[Items from a figure collection]
########################################

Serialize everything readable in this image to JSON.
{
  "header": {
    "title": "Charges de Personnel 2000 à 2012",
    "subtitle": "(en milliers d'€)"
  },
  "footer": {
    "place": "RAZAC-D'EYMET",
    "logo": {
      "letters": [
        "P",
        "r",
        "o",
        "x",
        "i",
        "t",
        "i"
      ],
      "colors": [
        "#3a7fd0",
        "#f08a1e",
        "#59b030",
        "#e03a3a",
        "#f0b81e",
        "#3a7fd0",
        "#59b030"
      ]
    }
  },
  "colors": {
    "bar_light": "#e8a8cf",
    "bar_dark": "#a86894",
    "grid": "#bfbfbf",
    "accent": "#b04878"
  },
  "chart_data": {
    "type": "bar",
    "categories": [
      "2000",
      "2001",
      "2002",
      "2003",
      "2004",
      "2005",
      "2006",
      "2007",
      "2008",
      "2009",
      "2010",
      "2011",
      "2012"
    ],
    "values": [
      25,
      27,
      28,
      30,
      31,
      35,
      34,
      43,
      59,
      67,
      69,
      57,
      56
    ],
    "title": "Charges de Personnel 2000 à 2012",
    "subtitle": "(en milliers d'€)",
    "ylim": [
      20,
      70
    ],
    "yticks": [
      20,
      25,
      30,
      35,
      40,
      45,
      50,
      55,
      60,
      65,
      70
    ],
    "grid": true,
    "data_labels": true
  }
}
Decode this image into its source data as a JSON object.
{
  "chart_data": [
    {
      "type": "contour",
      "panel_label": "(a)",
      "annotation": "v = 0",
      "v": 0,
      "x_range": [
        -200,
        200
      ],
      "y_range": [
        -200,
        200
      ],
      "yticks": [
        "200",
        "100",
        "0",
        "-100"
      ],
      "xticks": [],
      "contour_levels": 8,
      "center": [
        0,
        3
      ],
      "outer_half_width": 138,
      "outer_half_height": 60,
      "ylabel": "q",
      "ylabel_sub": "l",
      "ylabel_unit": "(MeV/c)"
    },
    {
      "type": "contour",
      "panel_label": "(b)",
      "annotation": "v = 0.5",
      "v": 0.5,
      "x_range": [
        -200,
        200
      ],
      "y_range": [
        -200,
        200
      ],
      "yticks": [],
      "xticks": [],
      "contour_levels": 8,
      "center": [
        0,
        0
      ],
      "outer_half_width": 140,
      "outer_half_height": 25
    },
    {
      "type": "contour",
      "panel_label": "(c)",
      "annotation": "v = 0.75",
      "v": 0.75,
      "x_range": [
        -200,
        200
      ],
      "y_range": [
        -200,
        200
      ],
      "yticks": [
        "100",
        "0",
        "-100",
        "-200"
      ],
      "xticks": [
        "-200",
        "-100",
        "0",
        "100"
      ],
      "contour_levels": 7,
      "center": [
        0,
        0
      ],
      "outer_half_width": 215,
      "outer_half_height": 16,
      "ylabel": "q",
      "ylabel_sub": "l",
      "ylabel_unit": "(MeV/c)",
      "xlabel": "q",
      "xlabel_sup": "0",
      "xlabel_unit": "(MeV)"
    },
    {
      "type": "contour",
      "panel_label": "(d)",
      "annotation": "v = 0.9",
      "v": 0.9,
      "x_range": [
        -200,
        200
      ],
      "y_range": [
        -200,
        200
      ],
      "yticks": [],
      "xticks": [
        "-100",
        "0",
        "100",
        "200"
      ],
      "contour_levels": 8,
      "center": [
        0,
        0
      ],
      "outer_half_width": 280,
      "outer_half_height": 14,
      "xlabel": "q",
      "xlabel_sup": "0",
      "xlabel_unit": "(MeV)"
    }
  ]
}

########################################

**What needs to be done**
Print all of the entries again, exactly as written.

**Result for this exercise**
Serialize everything readable in this image to JSON.
{
  "header": {
    "title": "Charges de Personnel 2000 à 2012",
    "subtitle": "(en milliers d'€)"
  },
  "footer": {
    "place": "RAZAC-D'EYMET",
    "logo": {
      "letters": [
        "P",
        "r",
        "o",
        "x",
        "i",
        "t",
        "i"
      ],
      "colors": [
        "#3a7fd0",
        "#f08a1e",
        "#59b030",
        "#e03a3a",
        "#f0b81e",
        "#3a7fd0",
        "#59b030"
      ]
    }
  },
  "colors": {
    "bar_light": "#e8a8cf",
    "bar_dark": "#a86894",
    "grid": "#bfbfbf",
    "accent": "#b04878"
  },
  "chart_data": {
    "type": "bar",
    "categories": [
      "2000",
      "2001",
      "2002",
      "2003",
      "2004",
      "2005",
      "2006",
      "2007",
      "2008",
      "2009",
      "2010",
      "2011",
      "2012"
    ],
    "values": [
      25,
      27,
      28,
      30,
      31,
      35,
      34,
      43,
      59,
      67,
      69,
      57,
      56
    ],
    "title": "Charges de Personnel 2000 à 2012",
    "subtitle": "(en milliers d'€)",
    "ylim": [
      20,
      70
    ],
    "yticks": [
      20,
      25,
      30,
      35,
      40,
      45,
      50,
      55,
      60,
      65,
      70
    ],
    "grid": true,
    "data_labels": true
  }
}
Decode this image into its source data as a JSON object.
{
  "chart_data": [
    {
      "type": "contour",
      "panel_label": "(a)",
      "annotation": "v = 0",
      "v": 0,
      "x_range": [
        -200,
        200
      ],
      "y_range": [
        -200,
        200
      ],
      "yticks": [
        "200",
        "100",
        "0",
        "-100"
      ],
      "xticks": [],
      "contour_levels": 8,
      "center": [
        0,
        3
      ],
      "outer_half_width": 138,
      "outer_half_height": 60,
      "ylabel": "q",
      "ylabel_sub": "l",
      "ylabel_unit": "(MeV/c)"
    },
    {
      "type": "contour",
      "panel_label": "(b)",
      "annotation": "v = 0.5",
      "v": 0.5,
      "x_range": [
        -200,
        200
      ],
      "y_range": [
        -200,
        200
      ],
      "yticks": [],
      "xticks": [],
      "contour_levels": 8,
      "center": [
        0,
        0
      ],
      "outer_half_width": 140,
      "outer_half_height": 25
    },
    {
      "type": "contour",
      "panel_label": "(c)",
      "annotation": "v = 0.75",
      "v": 0.75,
      "x_range": [
        -200,
        200
      ],
      "y_range": [
        -200,
        200
      ],
      "yticks": [
        "100",
        "0",
        "-100",
        "-200"
      ],
      "xticks": [
        "-200",
        "-100",
        "0",
        "100"
      ],
      "contour_levels": 7,
      "center": [
        0,
        0
      ],
      "outer_half_width": 215,
      "outer_half_height": 16,
      "ylabel": "q",
      "ylabel_sub": "l",
      "ylabel_unit": "(MeV/c)",
      "xlabel": "q",
      "xlabel_sup": "0",
      "xlabel_unit": "(MeV)"
    },
    {
      "type": "contour",
      "panel_label": "(d)",
      "annotation": "v = 0.9",
      "v": 0.9,
      "x_range": [
        -200,
        200
      ],
      "y_range": [
        -200,
        200
      ],
      "yticks": [],
      "xticks": [
        "-100",
        "0",
        "100",
        "200"
      ],
      "contour_levels": 8,
      "center": [
        0,
        0
      ],
      "outer_half_width": 280,
      "outer_half_height": 14,
      "xlabel": "q",
      "xlabel_sup": "0",
      "xlabel_unit": "(MeV)"
    }
  ]
}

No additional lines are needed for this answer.